Items from a data source:

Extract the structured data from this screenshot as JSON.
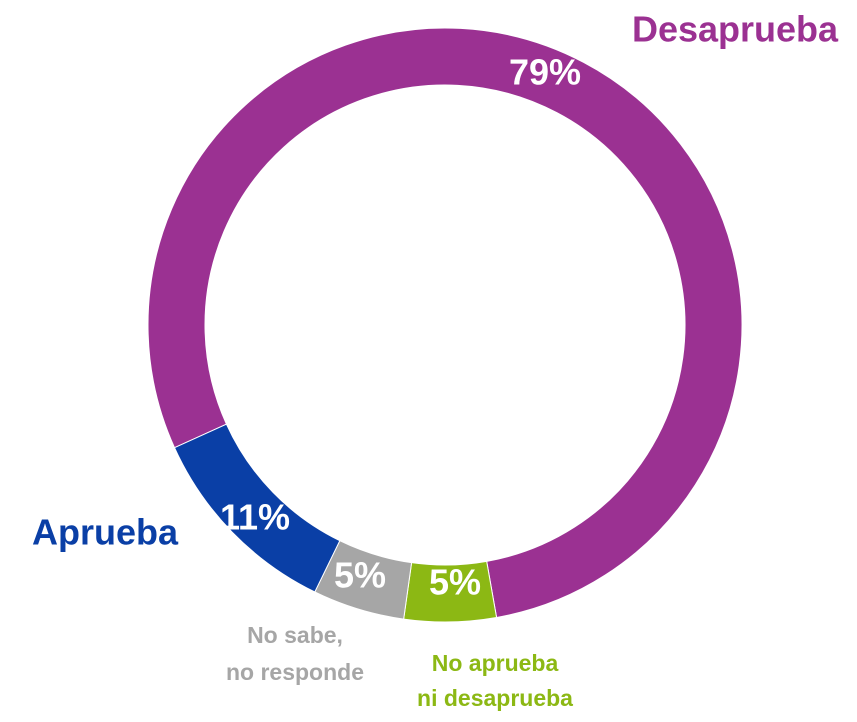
{
  "chart_data": {
    "type": "donut",
    "categories": [
      "Desaprueba",
      "No aprueba ni desaprueba",
      "No sabe, no responde",
      "Aprueba"
    ],
    "values": [
      79,
      5,
      5,
      11
    ],
    "value_labels": [
      "79%",
      "5%",
      "5%",
      "11%"
    ],
    "colors": [
      "#9b3192",
      "#8cb814",
      "#a6a6a6",
      "#0a3fa6"
    ]
  }
}
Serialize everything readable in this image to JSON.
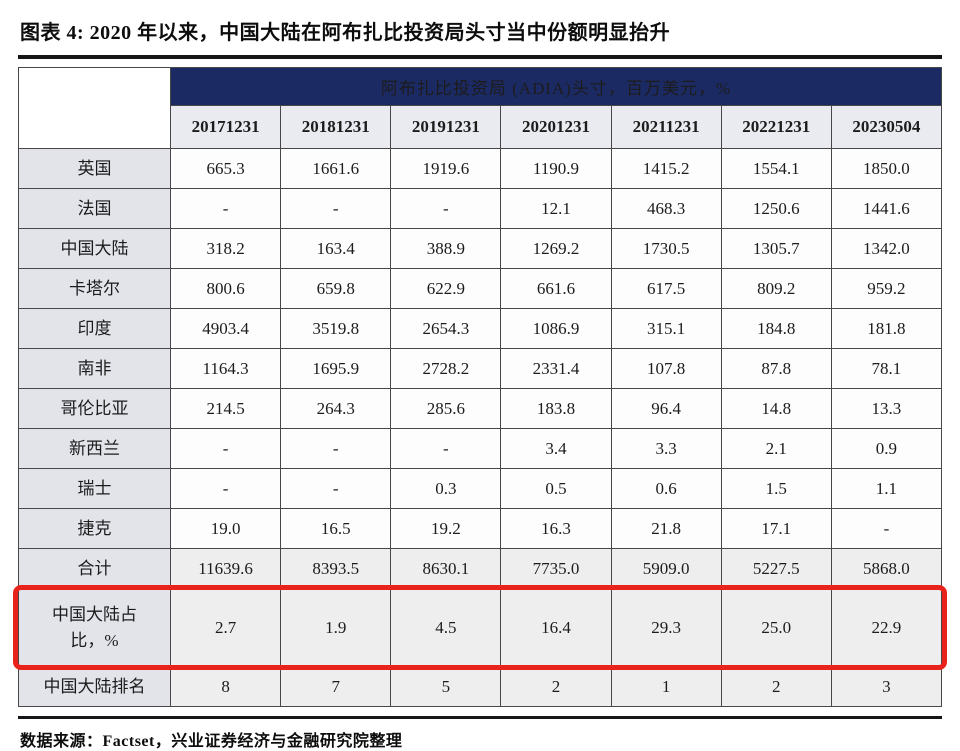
{
  "figure": {
    "title": "图表 4: 2020 年以来，中国大陆在阿布扎比投资局头寸当中份额明显抬升",
    "source_note": "数据来源：Factset，兴业证券经济与金融研究院整理"
  },
  "chart_data": {
    "type": "table",
    "title": "阿布扎比投资局 (ADIA)头寸，百万美元，%",
    "columns": [
      "20171231",
      "20181231",
      "20191231",
      "20201231",
      "20211231",
      "20221231",
      "20230504"
    ],
    "rows": [
      {
        "label": "英国",
        "values": [
          "665.3",
          "1661.6",
          "1919.6",
          "1190.9",
          "1415.2",
          "1554.1",
          "1850.0"
        ]
      },
      {
        "label": "法国",
        "values": [
          "-",
          "-",
          "-",
          "12.1",
          "468.3",
          "1250.6",
          "1441.6"
        ]
      },
      {
        "label": "中国大陆",
        "values": [
          "318.2",
          "163.4",
          "388.9",
          "1269.2",
          "1730.5",
          "1305.7",
          "1342.0"
        ]
      },
      {
        "label": "卡塔尔",
        "values": [
          "800.6",
          "659.8",
          "622.9",
          "661.6",
          "617.5",
          "809.2",
          "959.2"
        ]
      },
      {
        "label": "印度",
        "values": [
          "4903.4",
          "3519.8",
          "2654.3",
          "1086.9",
          "315.1",
          "184.8",
          "181.8"
        ]
      },
      {
        "label": "南非",
        "values": [
          "1164.3",
          "1695.9",
          "2728.2",
          "2331.4",
          "107.8",
          "87.8",
          "78.1"
        ]
      },
      {
        "label": "哥伦比亚",
        "values": [
          "214.5",
          "264.3",
          "285.6",
          "183.8",
          "96.4",
          "14.8",
          "13.3"
        ]
      },
      {
        "label": "新西兰",
        "values": [
          "-",
          "-",
          "-",
          "3.4",
          "3.3",
          "2.1",
          "0.9"
        ]
      },
      {
        "label": "瑞士",
        "values": [
          "-",
          "-",
          "0.3",
          "0.5",
          "0.6",
          "1.5",
          "1.1"
        ]
      },
      {
        "label": "捷克",
        "values": [
          "19.0",
          "16.5",
          "19.2",
          "16.3",
          "21.8",
          "17.1",
          "-"
        ]
      },
      {
        "label": "合计",
        "values": [
          "11639.6",
          "8393.5",
          "8630.1",
          "7735.0",
          "5909.0",
          "5227.5",
          "5868.0"
        ],
        "shaded": true
      },
      {
        "label": "中国大陆占比，%",
        "label_break": "中国大陆占\n比，%",
        "values": [
          "2.7",
          "1.9",
          "4.5",
          "16.4",
          "29.3",
          "25.0",
          "22.9"
        ],
        "shaded": true,
        "highlighted": true
      },
      {
        "label": "中国大陆排名",
        "values": [
          "8",
          "7",
          "5",
          "2",
          "1",
          "2",
          "3"
        ],
        "shaded": true
      }
    ],
    "legend_position": "none",
    "grid": true
  },
  "colors": {
    "group_header_bg": "#1c2a64",
    "group_header_text": "#ffffff",
    "date_header_bg": "#e9ebf0",
    "row_label_bg": "#e2e4ea",
    "shaded_row_bg": "#eeeeee",
    "cell_bg": "#fdfdfd",
    "grid_line": "#474747",
    "highlight_red": "#e8231c"
  }
}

Task brief: Identify every line above that includes the word "title", and show those lines.

Response:
    "title": "图表 4: 2020 年以来，中国大陆在阿布扎比投资局头寸当中份额明显抬升",
    "title": "阿布扎比投资局 (ADIA)头寸，百万美元，%",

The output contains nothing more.